━━━ DATA SUPPLIED

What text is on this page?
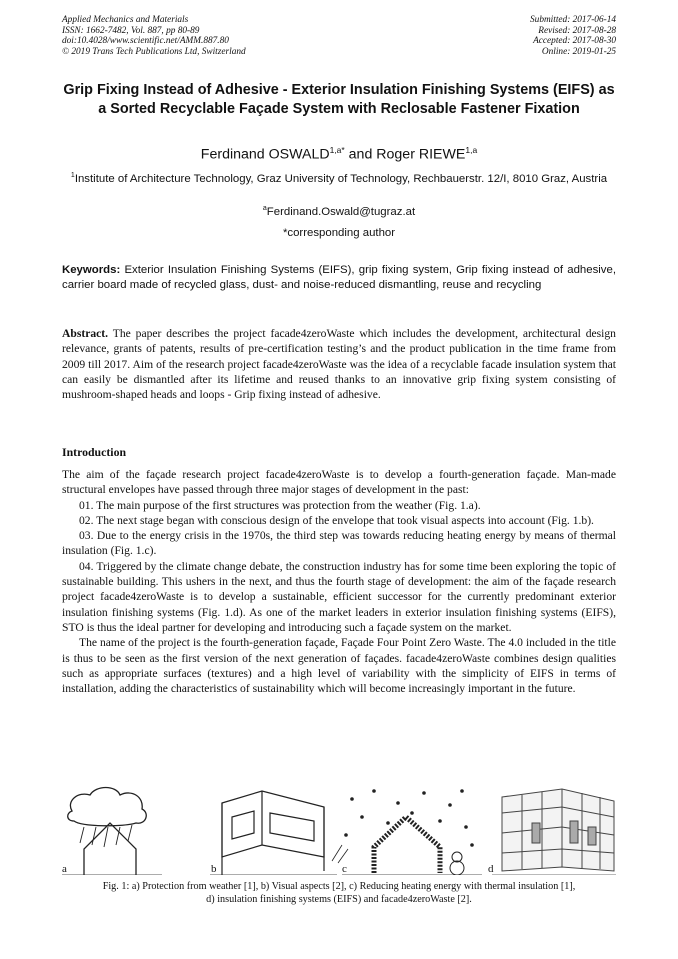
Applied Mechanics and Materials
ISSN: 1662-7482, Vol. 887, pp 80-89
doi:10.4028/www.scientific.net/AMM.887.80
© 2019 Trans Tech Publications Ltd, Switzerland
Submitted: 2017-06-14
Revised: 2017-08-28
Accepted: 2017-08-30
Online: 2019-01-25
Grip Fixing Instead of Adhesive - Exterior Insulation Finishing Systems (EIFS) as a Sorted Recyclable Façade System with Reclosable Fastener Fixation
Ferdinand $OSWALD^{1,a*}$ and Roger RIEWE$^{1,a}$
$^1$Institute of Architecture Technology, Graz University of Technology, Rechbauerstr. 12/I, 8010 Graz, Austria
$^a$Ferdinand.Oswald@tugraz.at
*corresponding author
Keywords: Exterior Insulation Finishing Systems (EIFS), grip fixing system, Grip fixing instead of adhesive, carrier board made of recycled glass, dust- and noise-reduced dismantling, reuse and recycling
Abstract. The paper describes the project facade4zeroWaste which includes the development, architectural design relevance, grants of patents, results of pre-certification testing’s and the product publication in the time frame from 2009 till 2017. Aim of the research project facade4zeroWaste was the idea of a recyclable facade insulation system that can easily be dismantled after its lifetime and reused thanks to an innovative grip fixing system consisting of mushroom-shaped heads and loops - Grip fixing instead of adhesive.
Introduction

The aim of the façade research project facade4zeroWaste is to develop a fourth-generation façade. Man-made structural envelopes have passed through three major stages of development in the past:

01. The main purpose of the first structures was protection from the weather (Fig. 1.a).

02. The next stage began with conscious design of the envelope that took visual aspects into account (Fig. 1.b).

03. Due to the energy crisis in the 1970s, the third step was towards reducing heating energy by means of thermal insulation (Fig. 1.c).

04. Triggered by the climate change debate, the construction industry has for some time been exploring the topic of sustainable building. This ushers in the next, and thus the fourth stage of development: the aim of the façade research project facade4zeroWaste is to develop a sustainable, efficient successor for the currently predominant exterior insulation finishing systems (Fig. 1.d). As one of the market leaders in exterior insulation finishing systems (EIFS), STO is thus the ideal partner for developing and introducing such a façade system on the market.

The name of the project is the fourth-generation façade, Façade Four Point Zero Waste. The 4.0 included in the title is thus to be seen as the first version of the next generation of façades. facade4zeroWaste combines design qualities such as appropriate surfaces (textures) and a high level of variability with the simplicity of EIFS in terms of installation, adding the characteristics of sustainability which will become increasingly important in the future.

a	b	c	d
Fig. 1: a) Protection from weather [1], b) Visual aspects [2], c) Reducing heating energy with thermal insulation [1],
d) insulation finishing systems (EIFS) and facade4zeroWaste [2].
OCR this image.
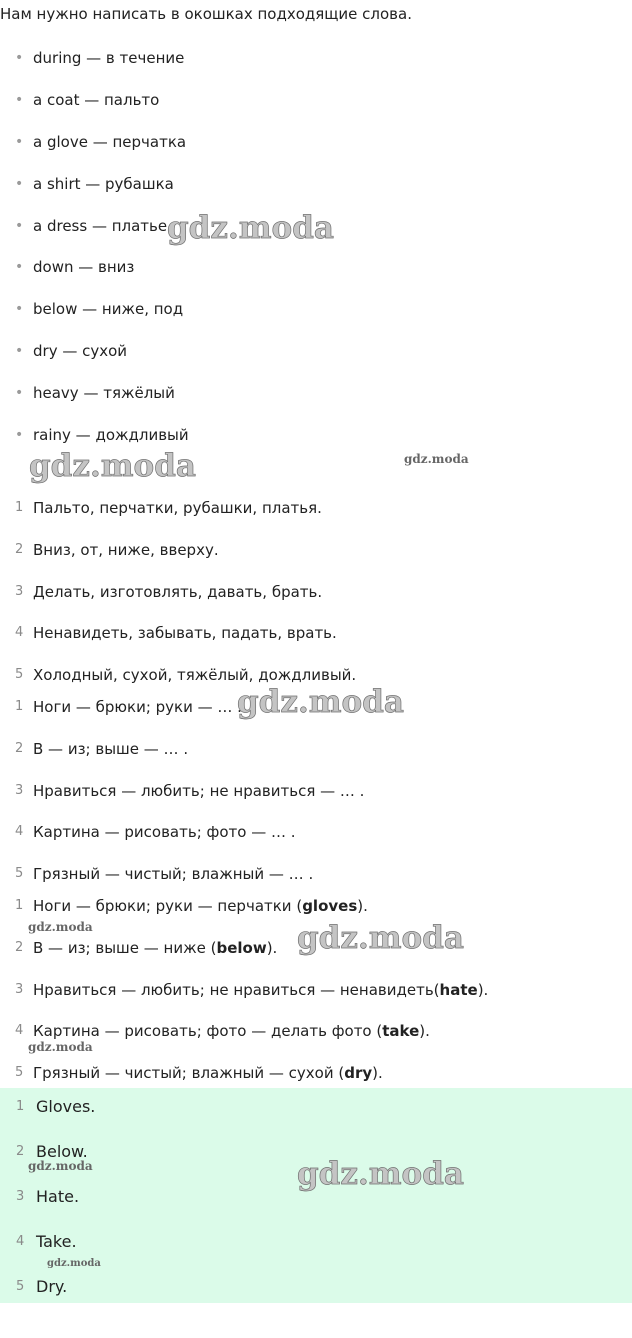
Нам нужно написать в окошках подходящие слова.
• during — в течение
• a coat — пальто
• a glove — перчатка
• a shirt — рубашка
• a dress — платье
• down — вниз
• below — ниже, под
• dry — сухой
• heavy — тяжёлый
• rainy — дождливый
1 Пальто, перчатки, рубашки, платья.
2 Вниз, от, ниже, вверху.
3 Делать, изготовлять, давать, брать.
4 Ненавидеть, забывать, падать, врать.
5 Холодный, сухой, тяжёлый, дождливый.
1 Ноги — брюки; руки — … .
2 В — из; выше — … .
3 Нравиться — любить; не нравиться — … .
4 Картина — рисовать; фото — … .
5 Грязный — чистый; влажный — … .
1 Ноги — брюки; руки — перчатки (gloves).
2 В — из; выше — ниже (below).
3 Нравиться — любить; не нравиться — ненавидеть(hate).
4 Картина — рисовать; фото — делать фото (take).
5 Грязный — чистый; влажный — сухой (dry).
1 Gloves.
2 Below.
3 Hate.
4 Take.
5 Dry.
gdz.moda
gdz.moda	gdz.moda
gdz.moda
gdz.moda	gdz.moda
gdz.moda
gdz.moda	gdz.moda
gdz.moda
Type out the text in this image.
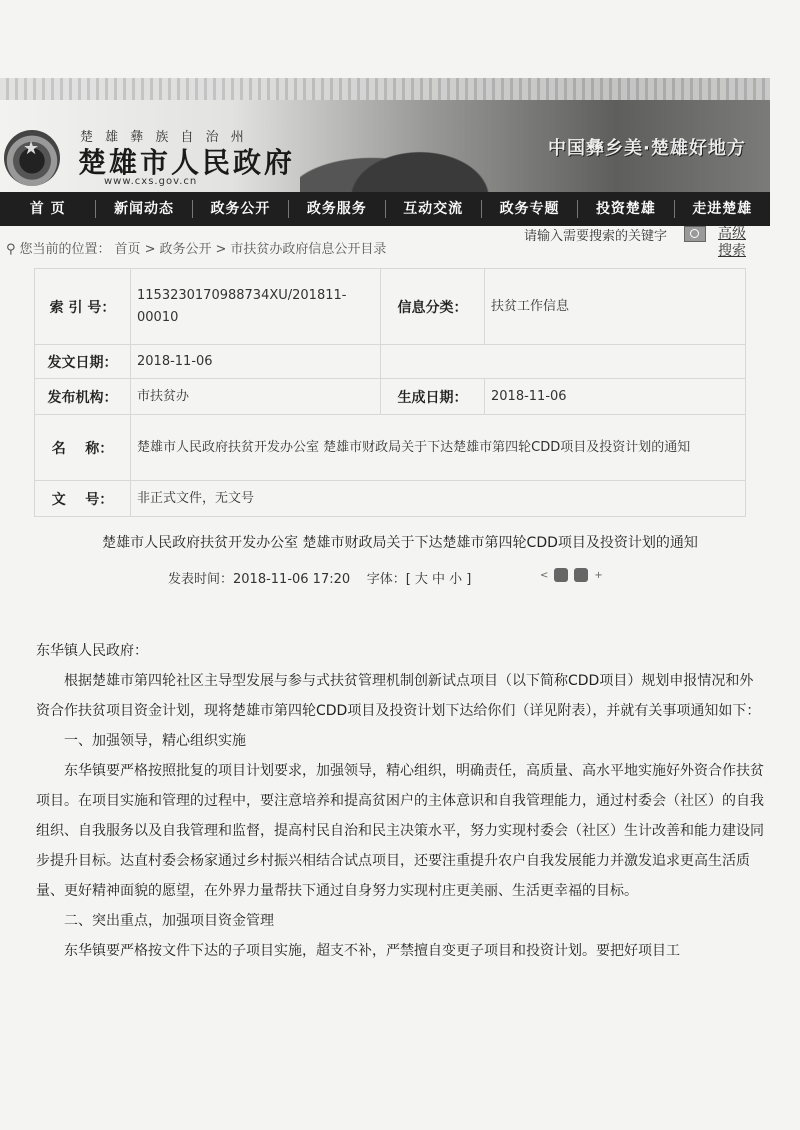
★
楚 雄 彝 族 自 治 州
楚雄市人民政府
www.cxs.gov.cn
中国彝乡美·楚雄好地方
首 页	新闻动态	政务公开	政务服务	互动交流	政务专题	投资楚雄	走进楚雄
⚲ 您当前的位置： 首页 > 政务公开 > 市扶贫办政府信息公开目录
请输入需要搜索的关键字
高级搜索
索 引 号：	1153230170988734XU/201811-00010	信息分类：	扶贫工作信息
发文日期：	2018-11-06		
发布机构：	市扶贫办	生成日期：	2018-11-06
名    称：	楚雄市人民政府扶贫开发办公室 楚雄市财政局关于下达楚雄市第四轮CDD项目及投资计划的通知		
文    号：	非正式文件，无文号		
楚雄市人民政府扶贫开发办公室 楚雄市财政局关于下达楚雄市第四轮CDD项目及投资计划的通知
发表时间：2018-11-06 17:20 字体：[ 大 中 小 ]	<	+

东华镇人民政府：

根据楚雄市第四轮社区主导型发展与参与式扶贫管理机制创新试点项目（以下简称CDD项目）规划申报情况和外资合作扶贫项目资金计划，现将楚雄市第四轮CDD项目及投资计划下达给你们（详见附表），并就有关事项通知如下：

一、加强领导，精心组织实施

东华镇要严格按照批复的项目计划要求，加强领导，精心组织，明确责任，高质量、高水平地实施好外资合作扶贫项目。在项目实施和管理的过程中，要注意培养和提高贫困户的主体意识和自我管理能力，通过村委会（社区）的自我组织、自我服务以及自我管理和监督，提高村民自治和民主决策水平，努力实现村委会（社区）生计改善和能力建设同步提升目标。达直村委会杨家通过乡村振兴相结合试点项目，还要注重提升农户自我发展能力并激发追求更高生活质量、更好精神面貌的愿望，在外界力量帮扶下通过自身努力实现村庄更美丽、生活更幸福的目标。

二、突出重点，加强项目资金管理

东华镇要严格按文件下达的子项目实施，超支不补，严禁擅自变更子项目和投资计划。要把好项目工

━━━━━━
━━━ DATA SUPPLIED

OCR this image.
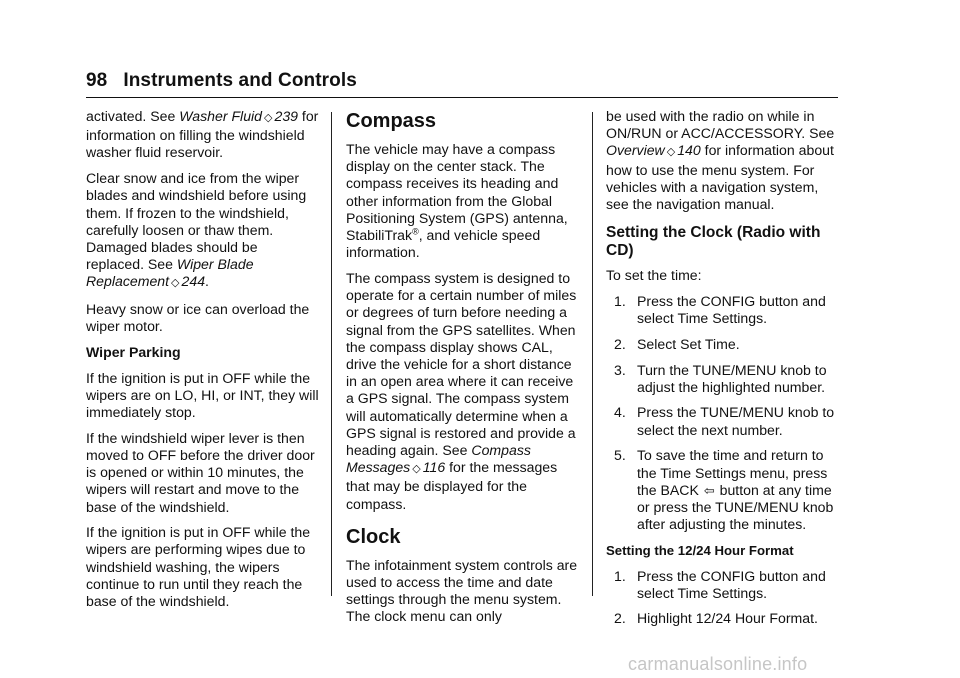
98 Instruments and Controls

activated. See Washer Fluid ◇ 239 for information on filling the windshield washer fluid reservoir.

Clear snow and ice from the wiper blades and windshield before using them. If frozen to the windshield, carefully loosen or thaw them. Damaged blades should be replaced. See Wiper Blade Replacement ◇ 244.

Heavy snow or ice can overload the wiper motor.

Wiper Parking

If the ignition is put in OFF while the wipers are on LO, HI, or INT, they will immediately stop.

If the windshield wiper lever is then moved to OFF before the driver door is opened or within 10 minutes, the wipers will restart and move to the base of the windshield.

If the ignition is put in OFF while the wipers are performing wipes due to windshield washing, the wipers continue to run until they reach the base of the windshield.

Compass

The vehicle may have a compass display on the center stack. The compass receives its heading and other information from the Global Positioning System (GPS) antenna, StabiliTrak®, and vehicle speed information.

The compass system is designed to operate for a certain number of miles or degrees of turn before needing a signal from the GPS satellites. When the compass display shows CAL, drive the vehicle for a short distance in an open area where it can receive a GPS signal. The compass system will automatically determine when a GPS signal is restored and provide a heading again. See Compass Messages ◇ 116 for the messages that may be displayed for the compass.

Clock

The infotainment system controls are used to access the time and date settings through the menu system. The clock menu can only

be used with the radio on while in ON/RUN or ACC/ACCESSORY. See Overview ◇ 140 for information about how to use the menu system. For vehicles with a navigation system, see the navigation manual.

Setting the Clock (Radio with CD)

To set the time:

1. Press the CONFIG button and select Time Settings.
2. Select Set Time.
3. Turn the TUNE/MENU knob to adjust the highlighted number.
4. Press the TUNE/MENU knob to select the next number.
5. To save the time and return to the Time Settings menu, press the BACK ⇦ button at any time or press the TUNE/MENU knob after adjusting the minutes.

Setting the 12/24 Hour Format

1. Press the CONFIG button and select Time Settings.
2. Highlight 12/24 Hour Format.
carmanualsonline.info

━━━━━━

* EXERCISE OBJECTIVE
Copy each line holding the word "Ferdinand" from the listing above.

* FULL OUTPUT
Ferdinand $OSWALD^{1,a*}$ and Roger RIEWE$^{1,a}$
$^a$Ferdinand.Oswald@tugraz.at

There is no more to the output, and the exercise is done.